*Your objective*
Isolate every line in the data with the string "отравленія" and copy it.

Begin

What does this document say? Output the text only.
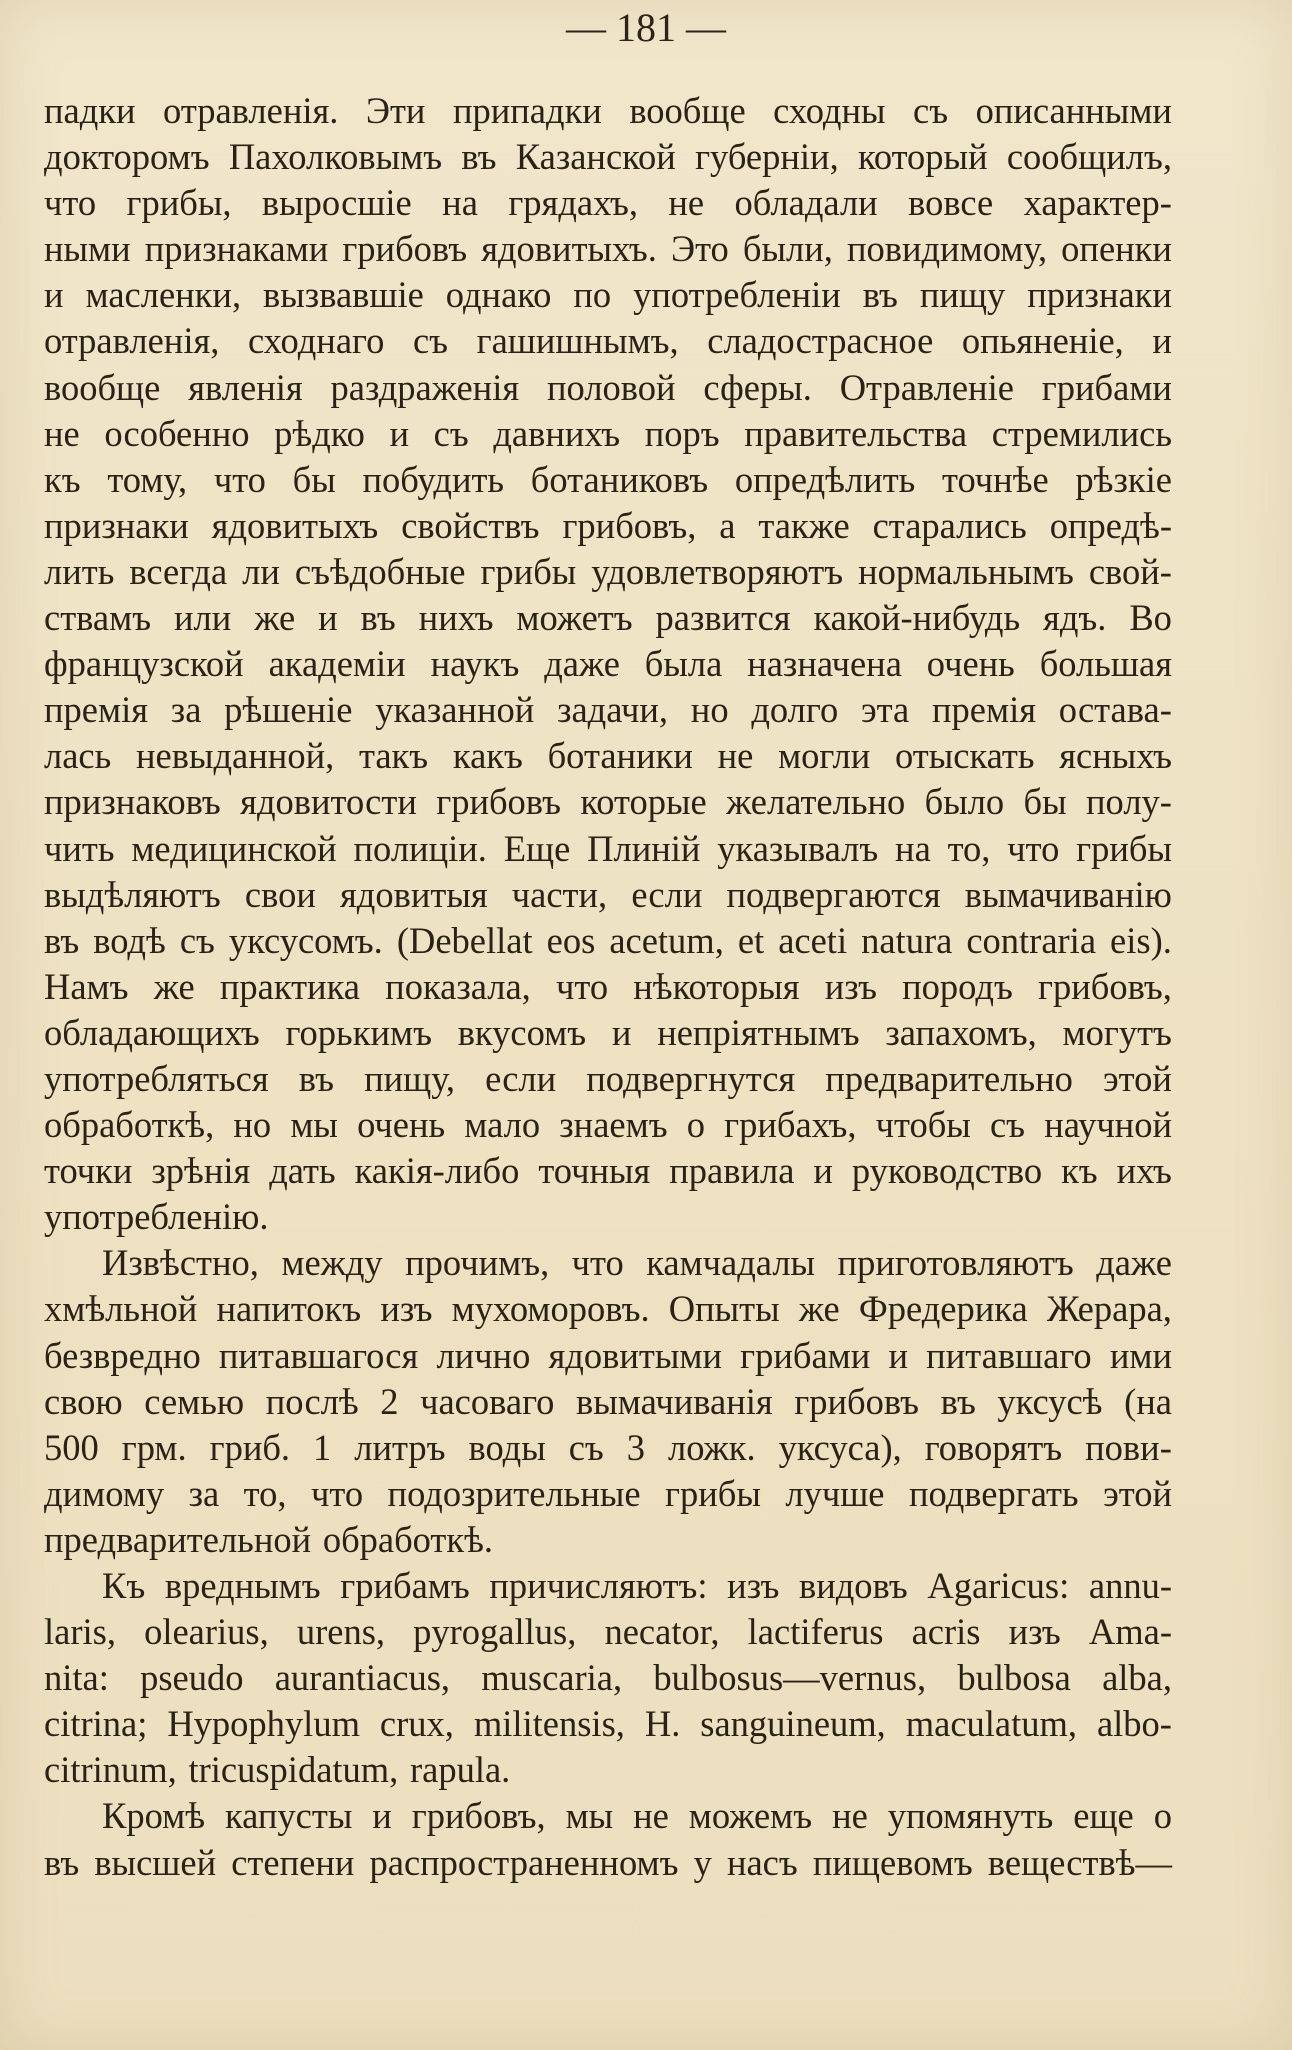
— 181 —
падки отравленія. Эти припадки вообще сходны съ описанными
докторомъ Пахолковымъ въ Казанской губерніи, который сообщилъ,
что грибы, выросшіе на грядахъ, не обладали вовсе характер-
ными признаками грибовъ ядовитыхъ. Это были, повидимому, опенки
и масленки, вызвавшіе однако по употребленіи въ пищу признаки
отравленія, сходнаго съ гашишнымъ, сладострасное опьяненіе, и
вообще явленія раздраженія половой сферы. Отравленіе грибами
не особенно рѣдко и съ давнихъ поръ правительства стремились
къ тому, что бы побудить ботаниковъ опредѣлить точнѣе рѣзкіе
признаки ядовитыхъ свойствъ грибовъ, а также старались опредѣ-
лить всегда ли съѣдобные грибы удовлетворяютъ нормальнымъ свой-
ствамъ или же и въ нихъ можетъ развится какой-нибудь ядъ. Во
французской академіи наукъ даже была назначена очень большая
премія за рѣшеніе указанной задачи, но долго эта премія остава-
лась невыданной, такъ какъ ботаники не могли отыскать ясныхъ
признаковъ ядовитости грибовъ которые желательно было бы полу-
чить медицинской полиціи. Еще Плиній указывалъ на то, что грибы
выдѣляютъ свои ядовитыя части, если подвергаются вымачиванію
въ водѣ съ уксусомъ. (Debellat eos acetum, et aceti natura contraria eis).
Намъ же практика показала, что нѣкоторыя изъ породъ грибовъ,
обладающихъ горькимъ вкусомъ и непріятнымъ запахомъ, могутъ
употребляться въ пищу, если подвергнутся предварительно этой
обработкѣ, но мы очень мало знаемъ о грибахъ, чтобы съ научной
точки зрѣнія дать какія-либо точныя правила и руководство къ ихъ
употребленію.
Извѣстно, между прочимъ, что камчадалы приготовляютъ даже
хмѣльной напитокъ изъ мухоморовъ. Опыты же Фредерика Жерара,
безвредно питавшагося лично ядовитыми грибами и питавшаго ими
свою семью послѣ 2 часоваго вымачиванія грибовъ въ уксусѣ (на
500 грм. гриб. 1 литръ воды съ 3 ложк. уксуса), говорятъ пови-
димому за то, что подозрительные грибы лучше подвергать этой
предварительной обработкѣ.
Къ вреднымъ грибамъ причисляютъ: изъ видовъ Agaricus: annu-
laris, olearius, urens, pyrogallus, necator, lactiferus acris изъ Ama-
nita: pseudo aurantiacus, muscaria, bulbosus—vernus, bulbosa alba,
citrina; Hypophylum crux, militensis, H. sanguineum, maculatum, albo-
citrinum, tricuspidatum, rapula.
Кромѣ капусты и грибовъ, мы не можемъ не упомянуть еще о
въ высшей степени распространенномъ у насъ пищевомъ веществѣ—
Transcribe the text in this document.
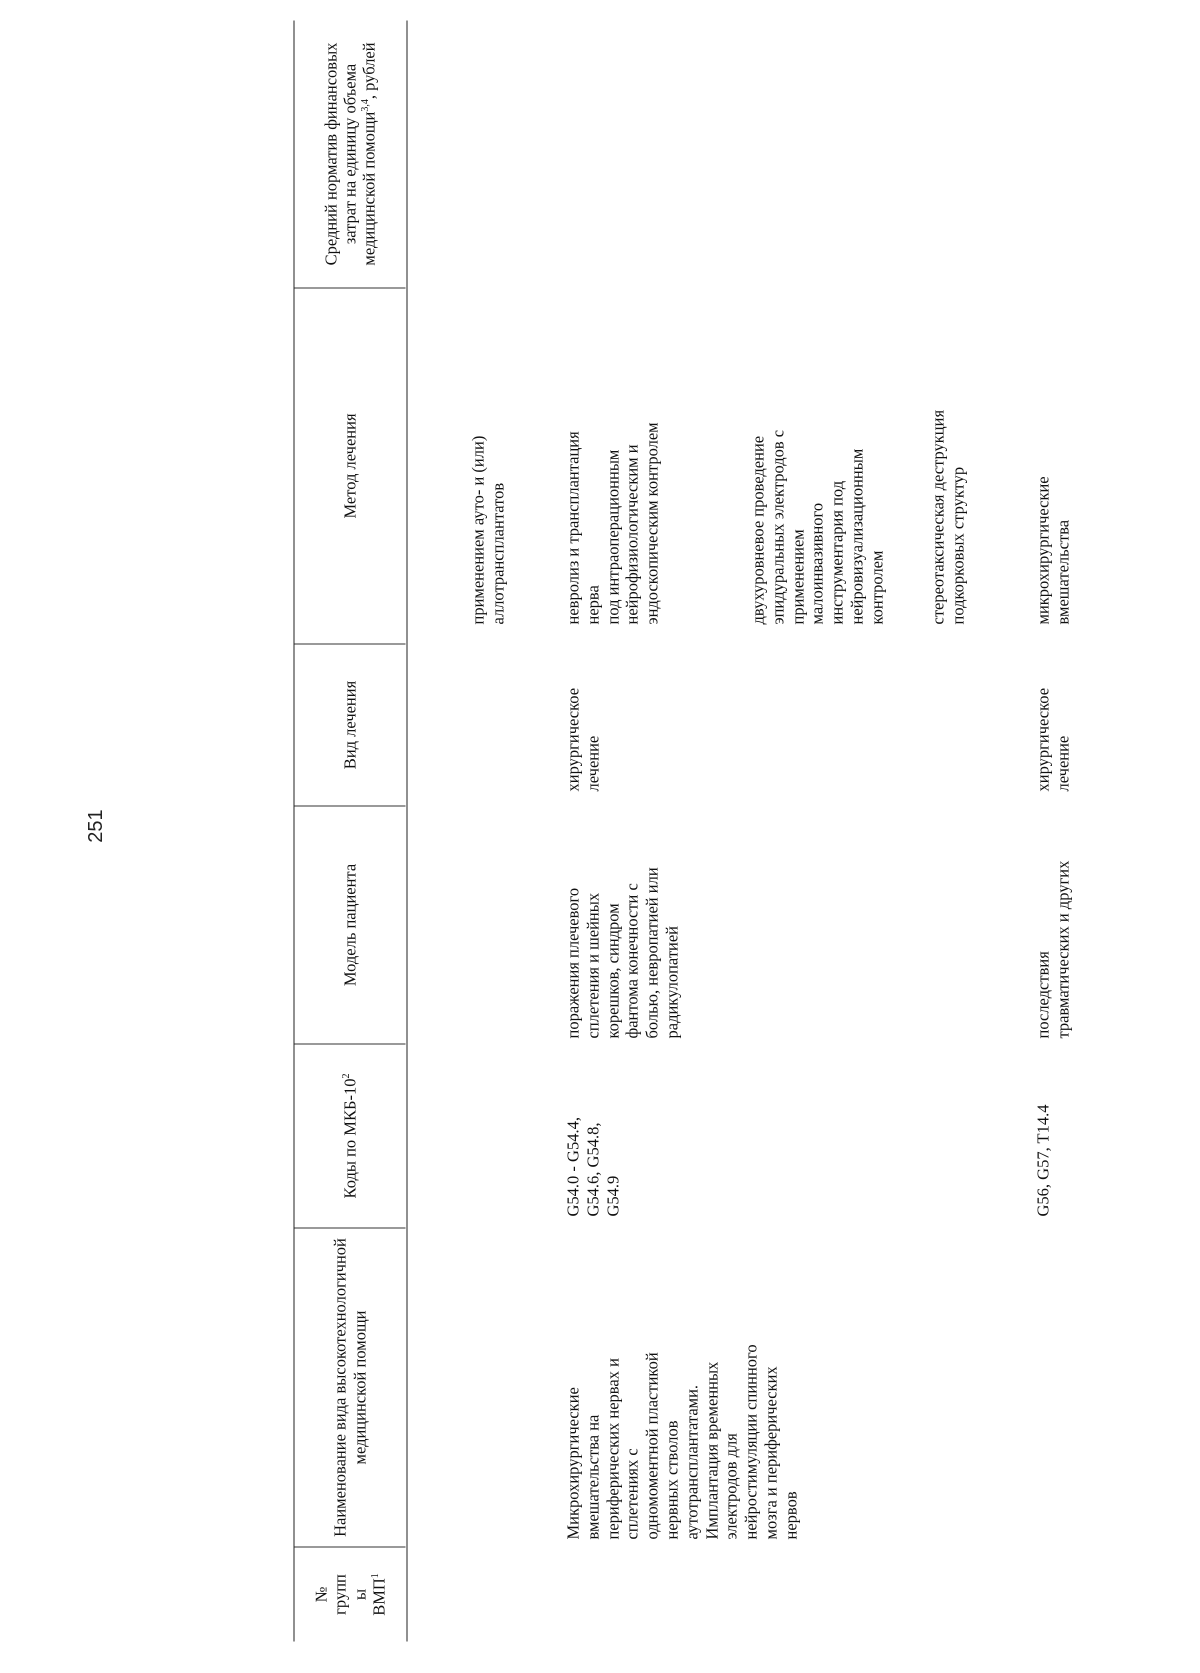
251
№
групп
ы
ВМП$^1$
Наименование вида высокотехнологичной медицинской помощи
Коды по МКБ-$10^2$
Модель пациента
Вид лечения
Метод лечения
Средний норматив финансовых затрат на единицу объема медицинской помощи$^{3,4}$, рублей
применением ауто- и (или)
аллотрансплантатов
Микрохирургические
вмешательства на
периферических нервах и
сплетениях с
одномоментной пластикой
нервных стволов
аутотрансплантатами.
Имплантация временных
электродов для
нейростимуляции спинного
мозга и периферических
нервов
G54.0 - G54.4,
G54.6, G54.8,
G54.9
поражения плечевого
сплетения и шейных
корешков, синдром
фантома конечности с
болью, невропатией или
радикулопатией
хирургическое
лечение
невролиз и трансплантация
нерва
под интраоперационным
нейрофизиологическим и
эндоскопическим контролем
двухуровневое проведение
эпидуральных электродов с
применением
малоинвазивного
инструментария под
нейровизуализационным
контролем	стереотаксическая деструкция
подкорковых структур
G56, G57, T14.4
последствия
травматических и других
хирургическое
лечение
микрохирургические
вмешательства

End

*Exercise output*
падки отравленія. Эти припадки вообще сходны съ описанными
отравленія, сходнаго съ гашишнымъ, сладострасное опьяненіе, и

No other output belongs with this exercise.